## STATED TASK:
Look below. Copy each line that has "личность" in it.

>> BEGIN STORED ROWS

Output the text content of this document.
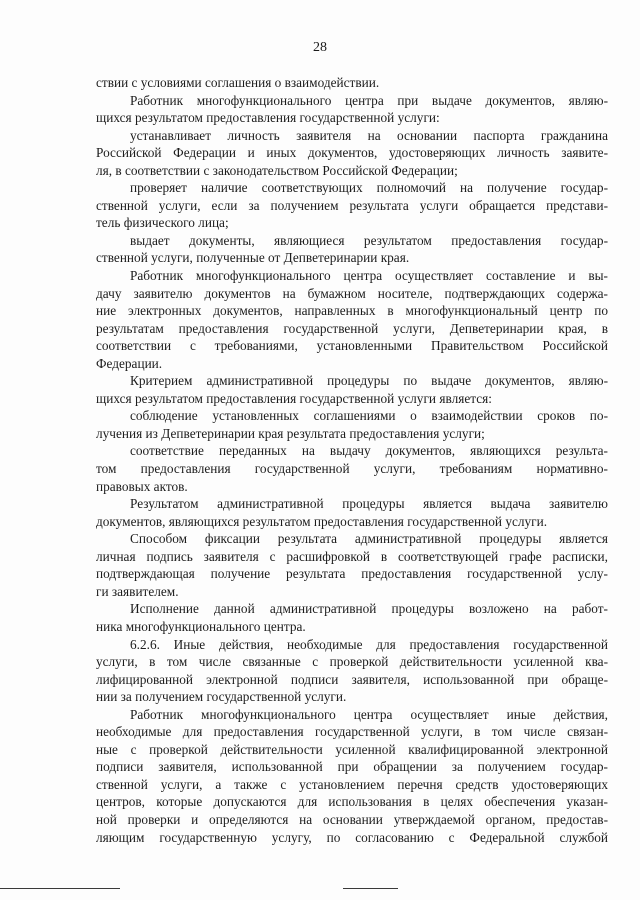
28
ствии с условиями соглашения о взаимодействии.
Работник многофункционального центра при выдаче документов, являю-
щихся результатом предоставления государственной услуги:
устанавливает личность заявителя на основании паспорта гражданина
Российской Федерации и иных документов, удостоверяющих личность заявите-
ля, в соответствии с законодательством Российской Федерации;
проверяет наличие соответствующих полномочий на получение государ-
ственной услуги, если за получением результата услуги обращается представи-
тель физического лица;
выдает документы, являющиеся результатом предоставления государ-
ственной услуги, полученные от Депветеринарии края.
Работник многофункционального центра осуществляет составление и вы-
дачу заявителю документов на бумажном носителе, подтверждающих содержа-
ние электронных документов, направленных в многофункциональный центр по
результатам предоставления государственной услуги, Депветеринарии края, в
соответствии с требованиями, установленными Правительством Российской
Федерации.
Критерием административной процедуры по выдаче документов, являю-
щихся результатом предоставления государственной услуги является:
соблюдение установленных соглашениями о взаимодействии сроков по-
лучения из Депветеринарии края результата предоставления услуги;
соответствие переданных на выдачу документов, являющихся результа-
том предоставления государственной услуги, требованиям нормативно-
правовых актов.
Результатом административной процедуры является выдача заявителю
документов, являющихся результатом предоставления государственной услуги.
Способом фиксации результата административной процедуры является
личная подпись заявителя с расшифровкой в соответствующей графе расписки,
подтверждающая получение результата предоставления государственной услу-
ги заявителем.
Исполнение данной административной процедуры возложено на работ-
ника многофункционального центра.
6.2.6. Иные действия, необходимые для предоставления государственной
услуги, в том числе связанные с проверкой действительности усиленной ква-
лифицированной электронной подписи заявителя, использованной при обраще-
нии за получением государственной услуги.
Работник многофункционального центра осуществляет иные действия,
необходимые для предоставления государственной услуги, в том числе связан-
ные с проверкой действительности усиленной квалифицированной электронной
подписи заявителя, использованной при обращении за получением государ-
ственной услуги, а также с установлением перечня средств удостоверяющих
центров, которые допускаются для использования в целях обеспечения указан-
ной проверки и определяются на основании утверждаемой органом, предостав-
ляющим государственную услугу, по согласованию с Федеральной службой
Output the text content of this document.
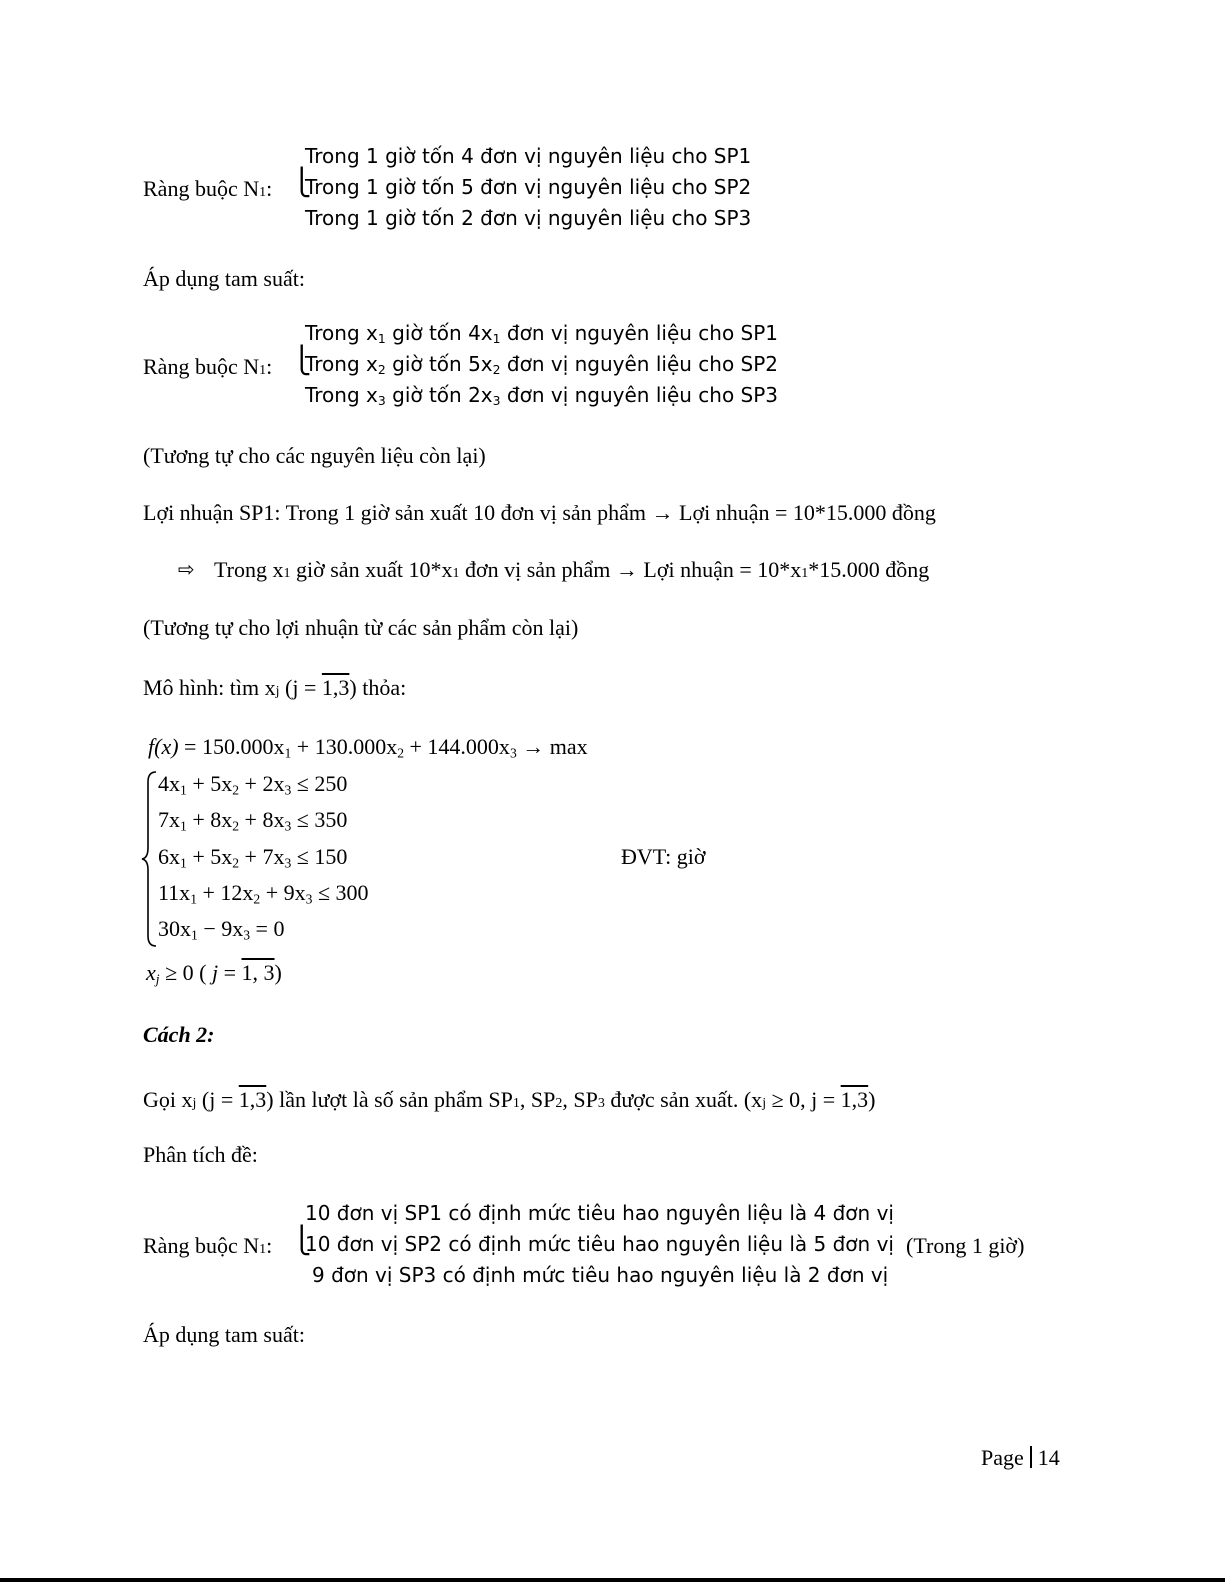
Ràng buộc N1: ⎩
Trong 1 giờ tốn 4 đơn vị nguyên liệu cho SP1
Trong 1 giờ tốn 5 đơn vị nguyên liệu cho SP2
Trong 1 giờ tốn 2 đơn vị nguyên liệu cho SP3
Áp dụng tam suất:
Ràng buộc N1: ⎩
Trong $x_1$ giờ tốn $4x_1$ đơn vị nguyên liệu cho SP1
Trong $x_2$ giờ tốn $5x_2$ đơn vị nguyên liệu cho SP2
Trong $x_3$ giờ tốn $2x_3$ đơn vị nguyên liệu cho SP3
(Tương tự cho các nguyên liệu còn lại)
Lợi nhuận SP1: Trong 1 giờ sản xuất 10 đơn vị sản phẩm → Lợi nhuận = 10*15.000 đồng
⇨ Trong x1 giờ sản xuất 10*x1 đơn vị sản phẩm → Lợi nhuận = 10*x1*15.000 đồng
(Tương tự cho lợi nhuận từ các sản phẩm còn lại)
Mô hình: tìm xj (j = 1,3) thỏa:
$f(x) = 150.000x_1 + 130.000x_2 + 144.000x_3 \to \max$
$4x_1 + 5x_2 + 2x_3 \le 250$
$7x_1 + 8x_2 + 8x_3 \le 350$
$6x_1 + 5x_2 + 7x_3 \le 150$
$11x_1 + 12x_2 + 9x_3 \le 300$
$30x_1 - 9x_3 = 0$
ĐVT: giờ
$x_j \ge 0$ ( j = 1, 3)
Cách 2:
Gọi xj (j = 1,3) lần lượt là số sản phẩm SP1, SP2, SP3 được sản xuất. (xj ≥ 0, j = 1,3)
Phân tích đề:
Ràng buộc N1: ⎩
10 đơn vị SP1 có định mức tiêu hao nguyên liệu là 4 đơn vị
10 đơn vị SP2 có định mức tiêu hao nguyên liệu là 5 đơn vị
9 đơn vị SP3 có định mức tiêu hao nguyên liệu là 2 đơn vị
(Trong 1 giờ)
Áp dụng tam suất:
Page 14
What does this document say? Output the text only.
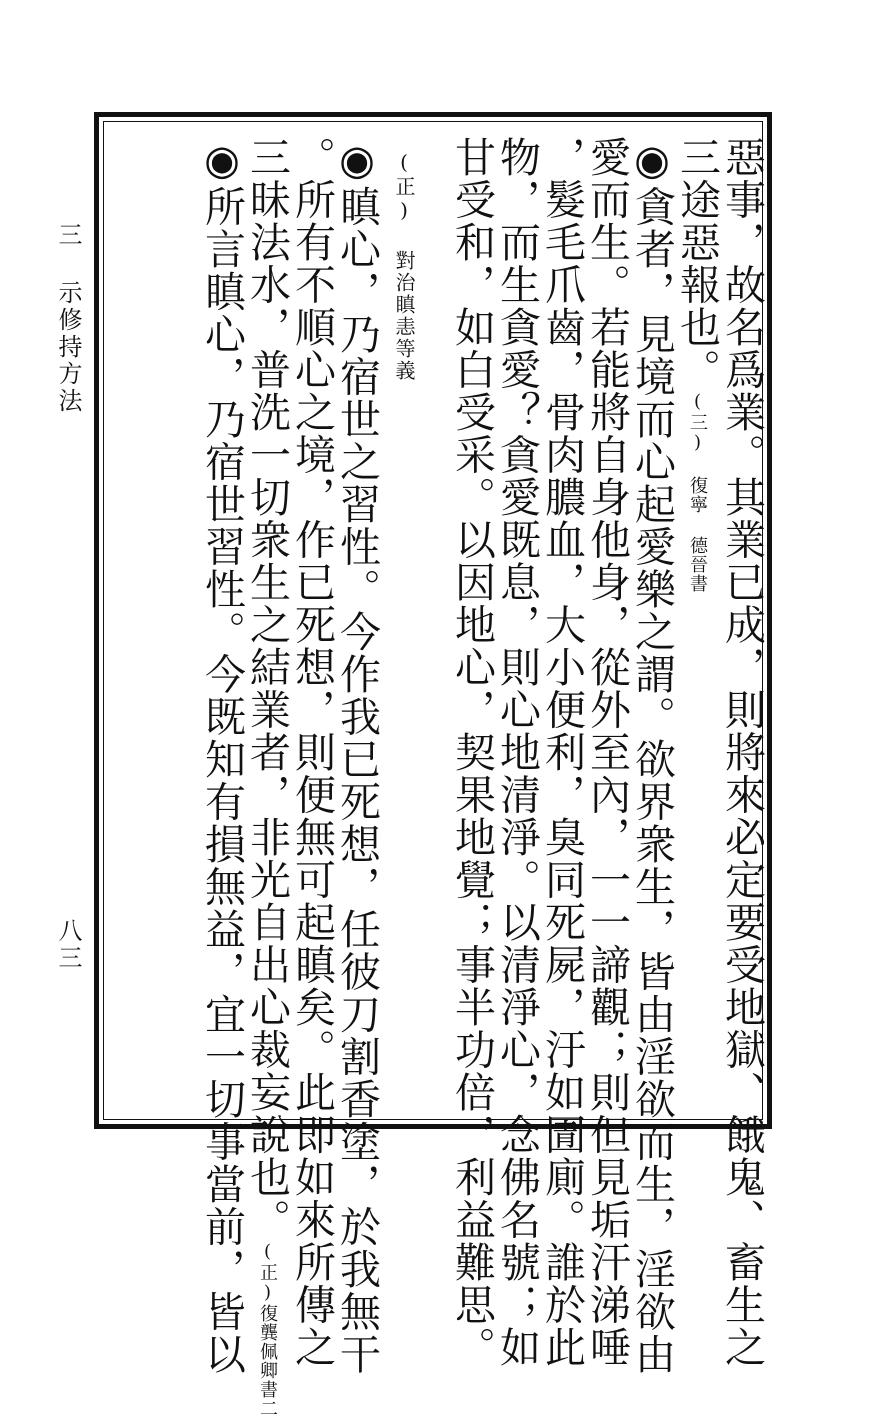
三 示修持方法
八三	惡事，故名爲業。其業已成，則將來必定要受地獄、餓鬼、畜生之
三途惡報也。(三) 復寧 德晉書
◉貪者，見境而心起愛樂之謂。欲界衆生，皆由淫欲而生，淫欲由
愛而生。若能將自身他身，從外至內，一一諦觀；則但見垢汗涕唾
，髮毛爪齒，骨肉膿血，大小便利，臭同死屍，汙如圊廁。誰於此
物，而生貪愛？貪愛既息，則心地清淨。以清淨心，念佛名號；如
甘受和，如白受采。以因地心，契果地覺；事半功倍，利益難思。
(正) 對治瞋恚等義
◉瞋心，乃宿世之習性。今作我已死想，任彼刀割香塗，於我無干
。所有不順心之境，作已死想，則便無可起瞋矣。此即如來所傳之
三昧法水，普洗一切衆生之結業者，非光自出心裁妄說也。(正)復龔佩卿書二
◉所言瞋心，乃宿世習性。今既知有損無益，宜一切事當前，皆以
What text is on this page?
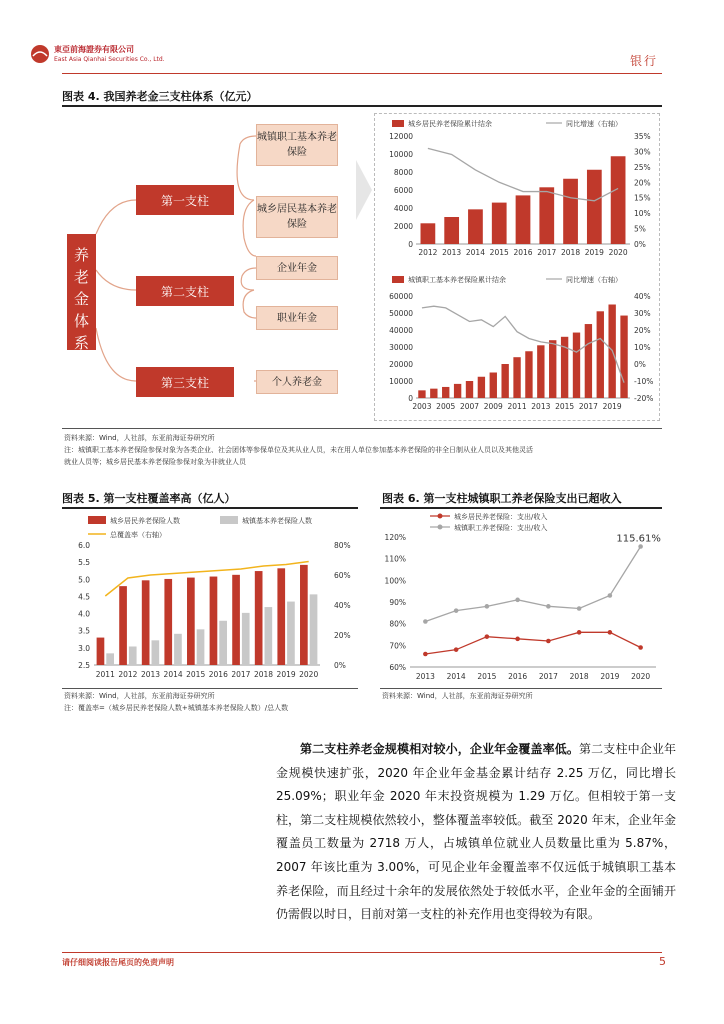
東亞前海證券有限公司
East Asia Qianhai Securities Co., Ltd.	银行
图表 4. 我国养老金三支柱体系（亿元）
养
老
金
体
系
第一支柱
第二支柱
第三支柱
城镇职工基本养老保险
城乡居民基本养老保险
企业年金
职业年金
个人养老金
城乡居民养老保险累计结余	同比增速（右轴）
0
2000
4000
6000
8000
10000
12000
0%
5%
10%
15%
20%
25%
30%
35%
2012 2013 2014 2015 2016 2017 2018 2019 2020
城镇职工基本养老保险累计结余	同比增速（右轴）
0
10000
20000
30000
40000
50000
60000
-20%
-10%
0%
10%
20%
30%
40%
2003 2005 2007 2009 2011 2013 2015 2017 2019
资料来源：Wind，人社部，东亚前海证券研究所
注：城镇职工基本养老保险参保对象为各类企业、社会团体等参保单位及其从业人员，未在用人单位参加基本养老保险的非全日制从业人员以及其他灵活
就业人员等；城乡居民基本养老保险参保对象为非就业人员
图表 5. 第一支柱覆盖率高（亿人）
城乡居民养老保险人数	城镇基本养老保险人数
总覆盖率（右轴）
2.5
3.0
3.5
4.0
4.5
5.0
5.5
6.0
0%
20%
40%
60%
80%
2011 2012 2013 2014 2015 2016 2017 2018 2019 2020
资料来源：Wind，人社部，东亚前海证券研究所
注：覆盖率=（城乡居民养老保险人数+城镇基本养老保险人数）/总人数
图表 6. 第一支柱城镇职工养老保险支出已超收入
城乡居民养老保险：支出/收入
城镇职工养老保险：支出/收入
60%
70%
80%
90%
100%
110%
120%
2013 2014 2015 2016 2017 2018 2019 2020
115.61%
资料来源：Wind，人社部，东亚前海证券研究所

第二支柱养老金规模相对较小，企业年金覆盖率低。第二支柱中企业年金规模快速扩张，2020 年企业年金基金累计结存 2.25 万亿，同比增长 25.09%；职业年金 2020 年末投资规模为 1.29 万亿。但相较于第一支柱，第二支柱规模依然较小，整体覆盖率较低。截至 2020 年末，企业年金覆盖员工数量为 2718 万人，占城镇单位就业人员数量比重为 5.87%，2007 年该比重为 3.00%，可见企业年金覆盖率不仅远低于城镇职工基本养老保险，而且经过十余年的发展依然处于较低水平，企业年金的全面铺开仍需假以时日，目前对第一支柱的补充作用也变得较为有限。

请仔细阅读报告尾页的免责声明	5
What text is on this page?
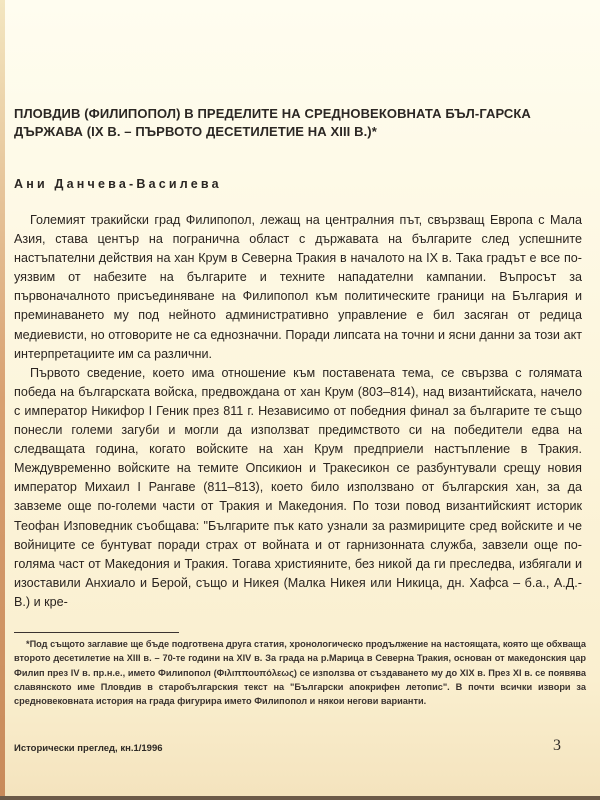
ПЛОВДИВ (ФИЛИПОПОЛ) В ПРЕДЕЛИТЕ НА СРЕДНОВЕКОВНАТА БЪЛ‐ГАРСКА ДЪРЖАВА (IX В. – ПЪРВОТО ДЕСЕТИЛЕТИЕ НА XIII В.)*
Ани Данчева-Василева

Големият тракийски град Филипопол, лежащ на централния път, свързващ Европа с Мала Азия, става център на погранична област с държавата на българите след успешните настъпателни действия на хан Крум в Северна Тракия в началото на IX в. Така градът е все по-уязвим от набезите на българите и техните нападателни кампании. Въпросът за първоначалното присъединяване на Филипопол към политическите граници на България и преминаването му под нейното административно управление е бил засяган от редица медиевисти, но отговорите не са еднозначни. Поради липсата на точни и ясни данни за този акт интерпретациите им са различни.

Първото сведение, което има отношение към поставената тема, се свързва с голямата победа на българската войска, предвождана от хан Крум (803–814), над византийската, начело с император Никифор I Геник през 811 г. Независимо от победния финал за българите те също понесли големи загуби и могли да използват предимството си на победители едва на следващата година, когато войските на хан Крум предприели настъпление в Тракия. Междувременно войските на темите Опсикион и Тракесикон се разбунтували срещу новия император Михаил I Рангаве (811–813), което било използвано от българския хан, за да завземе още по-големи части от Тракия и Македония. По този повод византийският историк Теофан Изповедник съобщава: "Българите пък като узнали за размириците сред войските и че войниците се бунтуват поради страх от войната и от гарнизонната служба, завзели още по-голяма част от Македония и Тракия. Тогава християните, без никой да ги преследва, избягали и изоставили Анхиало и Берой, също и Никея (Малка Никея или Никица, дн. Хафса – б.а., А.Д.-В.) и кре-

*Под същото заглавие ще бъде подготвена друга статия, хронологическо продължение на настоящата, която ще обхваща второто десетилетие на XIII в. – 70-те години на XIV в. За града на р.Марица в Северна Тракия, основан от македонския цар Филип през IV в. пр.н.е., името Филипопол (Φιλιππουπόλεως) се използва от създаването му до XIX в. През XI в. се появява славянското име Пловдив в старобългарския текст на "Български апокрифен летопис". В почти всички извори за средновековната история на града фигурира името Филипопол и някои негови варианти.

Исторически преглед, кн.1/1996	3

>> END STORED ROWS

## SOLUTION FOR THIS PROBLEM:
устанавливает личность заявителя на основании паспорта гражданина
Российской Федерации и иных документов, удостоверяющих личность заявите-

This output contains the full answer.